### EXERCISE DESCRIPTION
Search the material for "than" and show all lines that contain it.

### EXTRACTED ENTRIES
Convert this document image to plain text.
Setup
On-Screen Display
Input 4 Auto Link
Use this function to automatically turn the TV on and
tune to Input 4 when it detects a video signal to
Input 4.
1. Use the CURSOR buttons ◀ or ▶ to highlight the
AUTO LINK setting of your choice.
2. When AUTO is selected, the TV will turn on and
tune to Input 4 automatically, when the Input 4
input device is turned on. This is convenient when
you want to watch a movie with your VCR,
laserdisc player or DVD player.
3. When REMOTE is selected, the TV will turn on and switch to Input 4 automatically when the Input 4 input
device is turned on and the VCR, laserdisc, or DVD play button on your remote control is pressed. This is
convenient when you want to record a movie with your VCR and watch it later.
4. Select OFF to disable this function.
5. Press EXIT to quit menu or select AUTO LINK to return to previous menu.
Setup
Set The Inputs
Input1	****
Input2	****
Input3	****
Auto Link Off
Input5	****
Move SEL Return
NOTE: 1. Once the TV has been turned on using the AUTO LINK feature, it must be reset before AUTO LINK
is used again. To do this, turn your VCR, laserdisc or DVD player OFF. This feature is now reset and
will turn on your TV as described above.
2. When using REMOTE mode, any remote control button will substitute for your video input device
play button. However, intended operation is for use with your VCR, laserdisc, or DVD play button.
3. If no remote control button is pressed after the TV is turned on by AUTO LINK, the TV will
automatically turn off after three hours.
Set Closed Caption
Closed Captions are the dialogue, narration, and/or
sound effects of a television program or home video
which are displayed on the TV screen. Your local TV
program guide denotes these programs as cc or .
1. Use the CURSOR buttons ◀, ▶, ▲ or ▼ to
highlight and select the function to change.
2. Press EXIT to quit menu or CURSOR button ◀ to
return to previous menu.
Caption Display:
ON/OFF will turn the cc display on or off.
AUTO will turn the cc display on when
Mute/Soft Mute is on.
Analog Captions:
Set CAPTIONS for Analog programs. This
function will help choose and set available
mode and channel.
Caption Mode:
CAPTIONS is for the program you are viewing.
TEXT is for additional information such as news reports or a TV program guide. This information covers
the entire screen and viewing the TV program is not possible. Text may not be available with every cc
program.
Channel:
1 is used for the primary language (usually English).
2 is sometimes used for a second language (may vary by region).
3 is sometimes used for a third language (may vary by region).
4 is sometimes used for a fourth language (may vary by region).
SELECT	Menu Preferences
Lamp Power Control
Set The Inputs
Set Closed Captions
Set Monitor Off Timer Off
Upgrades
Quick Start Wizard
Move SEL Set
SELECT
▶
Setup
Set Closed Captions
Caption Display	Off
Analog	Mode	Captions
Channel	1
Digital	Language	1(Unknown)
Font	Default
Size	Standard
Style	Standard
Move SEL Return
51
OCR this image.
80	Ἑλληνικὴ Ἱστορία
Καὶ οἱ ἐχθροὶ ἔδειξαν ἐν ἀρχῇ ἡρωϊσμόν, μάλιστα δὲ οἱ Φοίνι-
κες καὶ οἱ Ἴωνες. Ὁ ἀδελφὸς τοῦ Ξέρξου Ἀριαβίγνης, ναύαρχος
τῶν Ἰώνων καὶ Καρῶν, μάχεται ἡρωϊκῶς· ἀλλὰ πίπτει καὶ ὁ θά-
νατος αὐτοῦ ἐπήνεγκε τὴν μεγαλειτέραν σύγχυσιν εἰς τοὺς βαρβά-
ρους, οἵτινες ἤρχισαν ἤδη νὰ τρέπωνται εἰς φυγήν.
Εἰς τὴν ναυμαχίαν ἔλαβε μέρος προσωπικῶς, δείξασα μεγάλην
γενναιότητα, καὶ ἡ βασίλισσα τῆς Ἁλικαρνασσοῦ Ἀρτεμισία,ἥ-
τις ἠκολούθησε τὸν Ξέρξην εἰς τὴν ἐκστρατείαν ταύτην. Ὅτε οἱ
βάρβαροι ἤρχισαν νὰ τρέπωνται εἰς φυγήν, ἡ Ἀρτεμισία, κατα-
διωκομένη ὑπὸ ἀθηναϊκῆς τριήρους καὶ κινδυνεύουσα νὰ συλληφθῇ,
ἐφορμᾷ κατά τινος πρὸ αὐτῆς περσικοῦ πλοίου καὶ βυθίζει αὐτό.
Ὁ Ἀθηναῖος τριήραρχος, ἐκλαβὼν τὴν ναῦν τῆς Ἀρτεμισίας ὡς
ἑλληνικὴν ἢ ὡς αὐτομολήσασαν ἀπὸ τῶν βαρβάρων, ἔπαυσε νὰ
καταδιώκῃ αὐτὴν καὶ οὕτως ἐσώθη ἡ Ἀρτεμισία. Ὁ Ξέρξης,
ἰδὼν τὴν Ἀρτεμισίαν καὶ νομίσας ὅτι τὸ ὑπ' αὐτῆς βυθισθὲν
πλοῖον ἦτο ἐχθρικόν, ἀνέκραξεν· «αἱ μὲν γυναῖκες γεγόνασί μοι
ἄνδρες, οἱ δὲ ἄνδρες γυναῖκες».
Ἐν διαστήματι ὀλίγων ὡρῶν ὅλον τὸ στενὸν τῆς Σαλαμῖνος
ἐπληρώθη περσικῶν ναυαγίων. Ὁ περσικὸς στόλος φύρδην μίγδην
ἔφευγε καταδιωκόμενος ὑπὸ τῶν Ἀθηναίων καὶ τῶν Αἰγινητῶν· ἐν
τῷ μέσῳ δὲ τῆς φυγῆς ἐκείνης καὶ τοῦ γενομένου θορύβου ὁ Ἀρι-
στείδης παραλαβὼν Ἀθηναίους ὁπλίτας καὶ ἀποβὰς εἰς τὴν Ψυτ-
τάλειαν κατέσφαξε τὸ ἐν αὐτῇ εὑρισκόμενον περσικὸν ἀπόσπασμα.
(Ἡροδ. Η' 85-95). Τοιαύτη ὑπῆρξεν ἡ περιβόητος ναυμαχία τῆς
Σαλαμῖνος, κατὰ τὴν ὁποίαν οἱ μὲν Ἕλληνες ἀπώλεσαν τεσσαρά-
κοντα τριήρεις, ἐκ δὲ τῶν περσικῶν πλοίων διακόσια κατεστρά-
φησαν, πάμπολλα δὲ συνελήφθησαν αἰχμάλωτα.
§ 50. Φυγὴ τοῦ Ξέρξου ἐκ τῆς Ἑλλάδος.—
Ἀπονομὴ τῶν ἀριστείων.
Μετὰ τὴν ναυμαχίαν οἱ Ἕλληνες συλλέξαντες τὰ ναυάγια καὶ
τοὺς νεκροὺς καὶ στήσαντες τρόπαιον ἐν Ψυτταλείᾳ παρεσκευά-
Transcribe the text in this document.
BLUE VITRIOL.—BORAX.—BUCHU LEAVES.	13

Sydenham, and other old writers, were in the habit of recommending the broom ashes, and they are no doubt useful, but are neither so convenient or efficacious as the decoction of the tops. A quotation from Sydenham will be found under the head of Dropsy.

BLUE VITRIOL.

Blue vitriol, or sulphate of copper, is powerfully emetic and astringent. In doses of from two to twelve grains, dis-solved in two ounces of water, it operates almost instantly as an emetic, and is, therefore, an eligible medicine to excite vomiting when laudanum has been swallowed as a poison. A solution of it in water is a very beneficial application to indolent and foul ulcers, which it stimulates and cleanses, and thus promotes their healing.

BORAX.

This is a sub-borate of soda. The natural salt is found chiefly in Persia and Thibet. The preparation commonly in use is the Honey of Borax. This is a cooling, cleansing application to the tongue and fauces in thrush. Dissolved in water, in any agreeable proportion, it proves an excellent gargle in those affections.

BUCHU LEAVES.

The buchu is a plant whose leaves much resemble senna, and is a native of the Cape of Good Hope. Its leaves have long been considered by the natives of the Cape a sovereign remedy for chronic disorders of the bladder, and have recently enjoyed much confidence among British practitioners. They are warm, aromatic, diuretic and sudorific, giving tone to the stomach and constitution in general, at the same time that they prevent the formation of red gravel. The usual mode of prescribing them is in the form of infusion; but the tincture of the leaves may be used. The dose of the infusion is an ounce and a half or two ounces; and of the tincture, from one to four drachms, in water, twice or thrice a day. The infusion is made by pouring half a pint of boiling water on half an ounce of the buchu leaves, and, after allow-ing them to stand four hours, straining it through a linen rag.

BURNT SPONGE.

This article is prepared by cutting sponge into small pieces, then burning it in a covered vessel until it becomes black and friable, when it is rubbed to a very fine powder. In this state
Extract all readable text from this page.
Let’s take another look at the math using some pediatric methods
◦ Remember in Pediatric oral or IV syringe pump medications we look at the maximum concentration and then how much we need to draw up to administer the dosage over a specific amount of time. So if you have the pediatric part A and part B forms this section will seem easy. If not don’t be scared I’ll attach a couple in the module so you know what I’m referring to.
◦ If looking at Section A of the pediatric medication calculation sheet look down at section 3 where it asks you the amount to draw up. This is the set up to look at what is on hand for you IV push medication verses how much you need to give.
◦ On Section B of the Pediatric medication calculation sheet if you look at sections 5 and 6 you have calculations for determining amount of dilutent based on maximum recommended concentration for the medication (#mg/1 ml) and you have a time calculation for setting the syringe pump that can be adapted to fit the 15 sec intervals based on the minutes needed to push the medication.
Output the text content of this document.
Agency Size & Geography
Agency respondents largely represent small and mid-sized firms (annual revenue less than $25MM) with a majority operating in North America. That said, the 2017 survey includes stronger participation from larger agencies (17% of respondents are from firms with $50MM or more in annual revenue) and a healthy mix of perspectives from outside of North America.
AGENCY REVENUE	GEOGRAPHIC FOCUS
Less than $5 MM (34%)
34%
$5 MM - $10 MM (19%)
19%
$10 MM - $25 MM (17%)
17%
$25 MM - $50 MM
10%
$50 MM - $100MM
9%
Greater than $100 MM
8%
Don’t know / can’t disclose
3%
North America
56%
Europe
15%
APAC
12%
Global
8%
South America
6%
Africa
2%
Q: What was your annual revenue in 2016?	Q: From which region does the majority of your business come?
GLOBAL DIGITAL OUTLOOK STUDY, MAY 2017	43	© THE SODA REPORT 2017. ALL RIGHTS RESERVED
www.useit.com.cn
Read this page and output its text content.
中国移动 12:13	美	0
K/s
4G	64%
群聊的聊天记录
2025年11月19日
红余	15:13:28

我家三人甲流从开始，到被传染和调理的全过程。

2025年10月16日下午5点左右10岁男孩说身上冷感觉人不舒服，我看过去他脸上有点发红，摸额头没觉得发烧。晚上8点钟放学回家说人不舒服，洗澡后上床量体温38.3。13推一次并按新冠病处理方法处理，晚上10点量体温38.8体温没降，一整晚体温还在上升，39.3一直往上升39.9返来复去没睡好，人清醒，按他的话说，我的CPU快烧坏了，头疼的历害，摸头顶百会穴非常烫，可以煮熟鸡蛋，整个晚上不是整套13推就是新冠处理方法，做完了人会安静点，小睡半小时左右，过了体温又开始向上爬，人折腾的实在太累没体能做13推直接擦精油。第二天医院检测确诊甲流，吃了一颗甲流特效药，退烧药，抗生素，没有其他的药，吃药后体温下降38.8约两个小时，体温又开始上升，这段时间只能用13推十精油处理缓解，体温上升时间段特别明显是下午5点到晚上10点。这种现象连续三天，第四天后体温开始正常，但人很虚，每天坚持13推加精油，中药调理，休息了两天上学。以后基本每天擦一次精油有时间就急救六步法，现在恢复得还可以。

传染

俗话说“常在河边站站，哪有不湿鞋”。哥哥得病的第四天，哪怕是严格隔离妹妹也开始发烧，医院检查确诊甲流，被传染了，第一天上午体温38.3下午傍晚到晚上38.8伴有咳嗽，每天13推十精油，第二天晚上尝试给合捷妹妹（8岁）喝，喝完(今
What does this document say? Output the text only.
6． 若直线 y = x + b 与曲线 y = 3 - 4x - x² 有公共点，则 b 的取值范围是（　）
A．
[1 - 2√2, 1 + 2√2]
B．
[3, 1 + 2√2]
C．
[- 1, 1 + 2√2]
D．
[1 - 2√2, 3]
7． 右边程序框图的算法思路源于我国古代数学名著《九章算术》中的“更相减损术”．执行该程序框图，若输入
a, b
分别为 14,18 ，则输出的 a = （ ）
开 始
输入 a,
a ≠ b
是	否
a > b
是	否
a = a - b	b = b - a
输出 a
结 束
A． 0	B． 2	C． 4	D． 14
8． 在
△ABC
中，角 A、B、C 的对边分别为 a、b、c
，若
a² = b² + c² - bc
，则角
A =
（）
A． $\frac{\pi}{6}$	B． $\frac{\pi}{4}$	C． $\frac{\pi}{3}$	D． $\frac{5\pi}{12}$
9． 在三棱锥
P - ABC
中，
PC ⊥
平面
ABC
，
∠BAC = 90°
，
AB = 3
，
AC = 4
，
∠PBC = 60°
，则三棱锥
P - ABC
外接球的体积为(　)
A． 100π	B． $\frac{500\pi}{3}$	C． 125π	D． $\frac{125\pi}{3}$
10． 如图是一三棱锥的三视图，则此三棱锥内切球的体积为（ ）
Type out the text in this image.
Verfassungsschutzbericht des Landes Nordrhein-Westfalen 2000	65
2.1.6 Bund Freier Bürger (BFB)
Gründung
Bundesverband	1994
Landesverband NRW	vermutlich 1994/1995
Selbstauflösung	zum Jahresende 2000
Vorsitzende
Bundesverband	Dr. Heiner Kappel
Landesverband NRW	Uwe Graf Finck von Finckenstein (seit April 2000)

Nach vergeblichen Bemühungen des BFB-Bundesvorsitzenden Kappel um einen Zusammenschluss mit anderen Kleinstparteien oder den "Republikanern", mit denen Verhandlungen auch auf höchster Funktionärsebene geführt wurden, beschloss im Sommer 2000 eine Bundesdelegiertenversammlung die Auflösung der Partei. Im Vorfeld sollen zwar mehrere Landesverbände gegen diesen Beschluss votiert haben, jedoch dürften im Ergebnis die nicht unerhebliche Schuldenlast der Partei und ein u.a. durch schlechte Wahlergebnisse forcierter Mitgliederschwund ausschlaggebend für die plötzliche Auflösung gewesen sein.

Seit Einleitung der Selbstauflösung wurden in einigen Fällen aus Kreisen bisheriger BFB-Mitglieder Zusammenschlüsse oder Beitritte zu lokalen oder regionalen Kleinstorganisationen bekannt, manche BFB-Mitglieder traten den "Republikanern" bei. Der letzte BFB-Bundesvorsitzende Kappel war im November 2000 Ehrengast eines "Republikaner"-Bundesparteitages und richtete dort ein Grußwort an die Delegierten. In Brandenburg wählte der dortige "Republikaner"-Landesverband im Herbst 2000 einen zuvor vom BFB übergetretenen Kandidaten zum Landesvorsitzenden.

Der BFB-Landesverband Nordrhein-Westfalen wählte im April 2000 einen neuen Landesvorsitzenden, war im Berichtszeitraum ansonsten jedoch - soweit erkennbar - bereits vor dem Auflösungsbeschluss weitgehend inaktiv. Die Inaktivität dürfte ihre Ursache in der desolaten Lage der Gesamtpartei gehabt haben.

### EXERCISE SOLUTION
Agency respondents largely represent small and mid-sized firms (annual revenue less than $25MM) with a majority operating in North America. That said, the 2017 survey includes stronger participation from larger agencies (17% of respondents are from firms with $50MM or more in annual revenue) and a healthy mix of perspectives from outside of North America.
Less than $5 MM (34%)
Greater than $100 MM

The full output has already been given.